§ **Supplied records**:
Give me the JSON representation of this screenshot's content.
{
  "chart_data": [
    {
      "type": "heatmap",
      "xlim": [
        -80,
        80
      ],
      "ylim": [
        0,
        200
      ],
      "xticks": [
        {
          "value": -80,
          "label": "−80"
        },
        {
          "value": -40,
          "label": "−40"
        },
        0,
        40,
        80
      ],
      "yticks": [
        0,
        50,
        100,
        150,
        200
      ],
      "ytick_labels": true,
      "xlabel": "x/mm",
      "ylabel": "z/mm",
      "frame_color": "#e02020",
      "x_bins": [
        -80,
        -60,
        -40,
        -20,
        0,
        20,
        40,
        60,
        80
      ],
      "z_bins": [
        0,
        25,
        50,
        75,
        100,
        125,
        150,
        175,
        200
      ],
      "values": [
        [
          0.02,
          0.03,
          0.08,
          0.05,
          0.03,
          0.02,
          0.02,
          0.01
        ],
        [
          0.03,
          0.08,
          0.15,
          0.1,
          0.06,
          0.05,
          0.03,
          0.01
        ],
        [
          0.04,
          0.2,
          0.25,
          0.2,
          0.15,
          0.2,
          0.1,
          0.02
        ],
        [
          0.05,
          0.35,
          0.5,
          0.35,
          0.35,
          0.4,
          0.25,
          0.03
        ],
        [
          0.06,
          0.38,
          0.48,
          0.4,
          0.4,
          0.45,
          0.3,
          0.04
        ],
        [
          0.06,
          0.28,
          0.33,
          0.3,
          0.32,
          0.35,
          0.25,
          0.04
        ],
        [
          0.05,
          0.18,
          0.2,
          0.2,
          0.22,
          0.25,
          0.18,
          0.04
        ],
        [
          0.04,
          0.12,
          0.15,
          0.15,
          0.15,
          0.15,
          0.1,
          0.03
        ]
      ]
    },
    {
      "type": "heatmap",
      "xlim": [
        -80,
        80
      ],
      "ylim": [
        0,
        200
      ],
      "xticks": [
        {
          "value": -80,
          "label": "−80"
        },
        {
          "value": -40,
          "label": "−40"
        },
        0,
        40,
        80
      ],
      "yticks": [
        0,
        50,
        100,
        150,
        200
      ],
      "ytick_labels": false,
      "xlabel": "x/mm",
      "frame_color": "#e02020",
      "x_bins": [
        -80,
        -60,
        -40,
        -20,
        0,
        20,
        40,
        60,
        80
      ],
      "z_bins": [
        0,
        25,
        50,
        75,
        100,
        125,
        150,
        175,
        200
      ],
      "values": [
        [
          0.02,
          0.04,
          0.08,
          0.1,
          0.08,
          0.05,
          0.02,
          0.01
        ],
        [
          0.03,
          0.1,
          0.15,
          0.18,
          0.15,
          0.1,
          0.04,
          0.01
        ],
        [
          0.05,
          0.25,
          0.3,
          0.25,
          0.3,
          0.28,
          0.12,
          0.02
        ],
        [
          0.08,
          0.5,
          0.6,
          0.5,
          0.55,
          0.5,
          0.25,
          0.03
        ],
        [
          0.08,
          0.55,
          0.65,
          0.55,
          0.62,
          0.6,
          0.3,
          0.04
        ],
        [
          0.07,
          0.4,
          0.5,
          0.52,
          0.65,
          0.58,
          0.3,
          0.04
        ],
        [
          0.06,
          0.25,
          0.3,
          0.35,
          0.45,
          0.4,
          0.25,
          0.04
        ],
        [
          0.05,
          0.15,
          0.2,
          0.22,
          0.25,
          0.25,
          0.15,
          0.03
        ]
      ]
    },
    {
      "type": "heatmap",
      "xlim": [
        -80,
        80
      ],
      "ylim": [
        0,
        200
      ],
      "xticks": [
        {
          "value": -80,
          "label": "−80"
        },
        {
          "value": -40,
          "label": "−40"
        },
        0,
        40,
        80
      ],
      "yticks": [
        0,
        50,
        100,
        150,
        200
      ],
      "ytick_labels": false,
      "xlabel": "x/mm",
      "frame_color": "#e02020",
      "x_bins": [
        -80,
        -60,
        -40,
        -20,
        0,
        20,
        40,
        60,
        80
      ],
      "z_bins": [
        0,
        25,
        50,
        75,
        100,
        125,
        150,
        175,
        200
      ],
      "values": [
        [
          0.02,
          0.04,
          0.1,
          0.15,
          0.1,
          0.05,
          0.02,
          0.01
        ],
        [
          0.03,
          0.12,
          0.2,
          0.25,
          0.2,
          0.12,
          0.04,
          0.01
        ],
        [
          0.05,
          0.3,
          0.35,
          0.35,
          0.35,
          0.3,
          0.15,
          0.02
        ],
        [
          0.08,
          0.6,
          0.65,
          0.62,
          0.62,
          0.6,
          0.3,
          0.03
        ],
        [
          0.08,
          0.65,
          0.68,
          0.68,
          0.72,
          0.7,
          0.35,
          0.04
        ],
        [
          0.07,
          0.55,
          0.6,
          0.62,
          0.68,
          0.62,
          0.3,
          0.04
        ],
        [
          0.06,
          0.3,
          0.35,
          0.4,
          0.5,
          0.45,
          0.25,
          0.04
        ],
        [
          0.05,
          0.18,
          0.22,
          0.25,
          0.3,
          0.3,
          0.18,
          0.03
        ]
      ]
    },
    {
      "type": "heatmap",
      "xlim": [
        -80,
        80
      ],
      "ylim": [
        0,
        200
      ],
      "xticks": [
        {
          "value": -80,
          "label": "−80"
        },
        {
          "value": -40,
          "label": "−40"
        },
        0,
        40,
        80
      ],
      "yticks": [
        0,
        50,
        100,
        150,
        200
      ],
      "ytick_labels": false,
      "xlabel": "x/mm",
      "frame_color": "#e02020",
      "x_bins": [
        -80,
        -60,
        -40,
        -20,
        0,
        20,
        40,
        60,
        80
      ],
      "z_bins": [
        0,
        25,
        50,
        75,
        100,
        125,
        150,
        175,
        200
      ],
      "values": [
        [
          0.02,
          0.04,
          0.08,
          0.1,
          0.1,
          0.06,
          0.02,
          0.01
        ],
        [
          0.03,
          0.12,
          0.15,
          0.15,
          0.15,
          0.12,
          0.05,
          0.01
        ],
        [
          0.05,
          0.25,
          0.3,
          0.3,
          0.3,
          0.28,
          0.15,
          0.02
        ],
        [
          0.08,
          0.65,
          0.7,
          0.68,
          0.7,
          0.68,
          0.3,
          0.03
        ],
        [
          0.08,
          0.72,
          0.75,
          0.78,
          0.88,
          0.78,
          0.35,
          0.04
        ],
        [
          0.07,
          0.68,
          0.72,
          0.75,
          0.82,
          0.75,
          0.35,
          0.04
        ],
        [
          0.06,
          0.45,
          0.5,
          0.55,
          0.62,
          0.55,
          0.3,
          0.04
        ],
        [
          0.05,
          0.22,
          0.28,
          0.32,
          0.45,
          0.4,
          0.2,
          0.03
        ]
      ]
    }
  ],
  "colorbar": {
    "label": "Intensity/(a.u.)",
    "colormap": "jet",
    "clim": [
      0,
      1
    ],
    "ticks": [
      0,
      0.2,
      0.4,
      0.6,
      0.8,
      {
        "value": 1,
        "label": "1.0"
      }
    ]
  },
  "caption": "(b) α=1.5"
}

§ **The task**: Retype all of the material above with every character intact.

§ **Full answer**:
Give me the JSON representation of this screenshot's content.
{
  "chart_data": [
    {
      "type": "heatmap",
      "xlim": [
        -80,
        80
      ],
      "ylim": [
        0,
        200
      ],
      "xticks": [
        {
          "value": -80,
          "label": "−80"
        },
        {
          "value": -40,
          "label": "−40"
        },
        0,
        40,
        80
      ],
      "yticks": [
        0,
        50,
        100,
        150,
        200
      ],
      "ytick_labels": true,
      "xlabel": "x/mm",
      "ylabel": "z/mm",
      "frame_color": "#e02020",
      "x_bins": [
        -80,
        -60,
        -40,
        -20,
        0,
        20,
        40,
        60,
        80
      ],
      "z_bins": [
        0,
        25,
        50,
        75,
        100,
        125,
        150,
        175,
        200
      ],
      "values": [
        [
          0.02,
          0.03,
          0.08,
          0.05,
          0.03,
          0.02,
          0.02,
          0.01
        ],
        [
          0.03,
          0.08,
          0.15,
          0.1,
          0.06,
          0.05,
          0.03,
          0.01
        ],
        [
          0.04,
          0.2,
          0.25,
          0.2,
          0.15,
          0.2,
          0.1,
          0.02
        ],
        [
          0.05,
          0.35,
          0.5,
          0.35,
          0.35,
          0.4,
          0.25,
          0.03
        ],
        [
          0.06,
          0.38,
          0.48,
          0.4,
          0.4,
          0.45,
          0.3,
          0.04
        ],
        [
          0.06,
          0.28,
          0.33,
          0.3,
          0.32,
          0.35,
          0.25,
          0.04
        ],
        [
          0.05,
          0.18,
          0.2,
          0.2,
          0.22,
          0.25,
          0.18,
          0.04
        ],
        [
          0.04,
          0.12,
          0.15,
          0.15,
          0.15,
          0.15,
          0.1,
          0.03
        ]
      ]
    },
    {
      "type": "heatmap",
      "xlim": [
        -80,
        80
      ],
      "ylim": [
        0,
        200
      ],
      "xticks": [
        {
          "value": -80,
          "label": "−80"
        },
        {
          "value": -40,
          "label": "−40"
        },
        0,
        40,
        80
      ],
      "yticks": [
        0,
        50,
        100,
        150,
        200
      ],
      "ytick_labels": false,
      "xlabel": "x/mm",
      "frame_color": "#e02020",
      "x_bins": [
        -80,
        -60,
        -40,
        -20,
        0,
        20,
        40,
        60,
        80
      ],
      "z_bins": [
        0,
        25,
        50,
        75,
        100,
        125,
        150,
        175,
        200
      ],
      "values": [
        [
          0.02,
          0.04,
          0.08,
          0.1,
          0.08,
          0.05,
          0.02,
          0.01
        ],
        [
          0.03,
          0.1,
          0.15,
          0.18,
          0.15,
          0.1,
          0.04,
          0.01
        ],
        [
          0.05,
          0.25,
          0.3,
          0.25,
          0.3,
          0.28,
          0.12,
          0.02
        ],
        [
          0.08,
          0.5,
          0.6,
          0.5,
          0.55,
          0.5,
          0.25,
          0.03
        ],
        [
          0.08,
          0.55,
          0.65,
          0.55,
          0.62,
          0.6,
          0.3,
          0.04
        ],
        [
          0.07,
          0.4,
          0.5,
          0.52,
          0.65,
          0.58,
          0.3,
          0.04
        ],
        [
          0.06,
          0.25,
          0.3,
          0.35,
          0.45,
          0.4,
          0.25,
          0.04
        ],
        [
          0.05,
          0.15,
          0.2,
          0.22,
          0.25,
          0.25,
          0.15,
          0.03
        ]
      ]
    },
    {
      "type": "heatmap",
      "xlim": [
        -80,
        80
      ],
      "ylim": [
        0,
        200
      ],
      "xticks": [
        {
          "value": -80,
          "label": "−80"
        },
        {
          "value": -40,
          "label": "−40"
        },
        0,
        40,
        80
      ],
      "yticks": [
        0,
        50,
        100,
        150,
        200
      ],
      "ytick_labels": false,
      "xlabel": "x/mm",
      "frame_color": "#e02020",
      "x_bins": [
        -80,
        -60,
        -40,
        -20,
        0,
        20,
        40,
        60,
        80
      ],
      "z_bins": [
        0,
        25,
        50,
        75,
        100,
        125,
        150,
        175,
        200
      ],
      "values": [
        [
          0.02,
          0.04,
          0.1,
          0.15,
          0.1,
          0.05,
          0.02,
          0.01
        ],
        [
          0.03,
          0.12,
          0.2,
          0.25,
          0.2,
          0.12,
          0.04,
          0.01
        ],
        [
          0.05,
          0.3,
          0.35,
          0.35,
          0.35,
          0.3,
          0.15,
          0.02
        ],
        [
          0.08,
          0.6,
          0.65,
          0.62,
          0.62,
          0.6,
          0.3,
          0.03
        ],
        [
          0.08,
          0.65,
          0.68,
          0.68,
          0.72,
          0.7,
          0.35,
          0.04
        ],
        [
          0.07,
          0.55,
          0.6,
          0.62,
          0.68,
          0.62,
          0.3,
          0.04
        ],
        [
          0.06,
          0.3,
          0.35,
          0.4,
          0.5,
          0.45,
          0.25,
          0.04
        ],
        [
          0.05,
          0.18,
          0.22,
          0.25,
          0.3,
          0.3,
          0.18,
          0.03
        ]
      ]
    },
    {
      "type": "heatmap",
      "xlim": [
        -80,
        80
      ],
      "ylim": [
        0,
        200
      ],
      "xticks": [
        {
          "value": -80,
          "label": "−80"
        },
        {
          "value": -40,
          "label": "−40"
        },
        0,
        40,
        80
      ],
      "yticks": [
        0,
        50,
        100,
        150,
        200
      ],
      "ytick_labels": false,
      "xlabel": "x/mm",
      "frame_color": "#e02020",
      "x_bins": [
        -80,
        -60,
        -40,
        -20,
        0,
        20,
        40,
        60,
        80
      ],
      "z_bins": [
        0,
        25,
        50,
        75,
        100,
        125,
        150,
        175,
        200
      ],
      "values": [
        [
          0.02,
          0.04,
          0.08,
          0.1,
          0.1,
          0.06,
          0.02,
          0.01
        ],
        [
          0.03,
          0.12,
          0.15,
          0.15,
          0.15,
          0.12,
          0.05,
          0.01
        ],
        [
          0.05,
          0.25,
          0.3,
          0.3,
          0.3,
          0.28,
          0.15,
          0.02
        ],
        [
          0.08,
          0.65,
          0.7,
          0.68,
          0.7,
          0.68,
          0.3,
          0.03
        ],
        [
          0.08,
          0.72,
          0.75,
          0.78,
          0.88,
          0.78,
          0.35,
          0.04
        ],
        [
          0.07,
          0.68,
          0.72,
          0.75,
          0.82,
          0.75,
          0.35,
          0.04
        ],
        [
          0.06,
          0.45,
          0.5,
          0.55,
          0.62,
          0.55,
          0.3,
          0.04
        ],
        [
          0.05,
          0.22,
          0.28,
          0.32,
          0.45,
          0.4,
          0.2,
          0.03
        ]
      ]
    }
  ],
  "colorbar": {
    "label": "Intensity/(a.u.)",
    "colormap": "jet",
    "clim": [
      0,
      1
    ],
    "ticks": [
      0,
      0.2,
      0.4,
      0.6,
      0.8,
      {
        "value": 1,
        "label": "1.0"
      }
    ]
  },
  "caption": "(b) α=1.5"
}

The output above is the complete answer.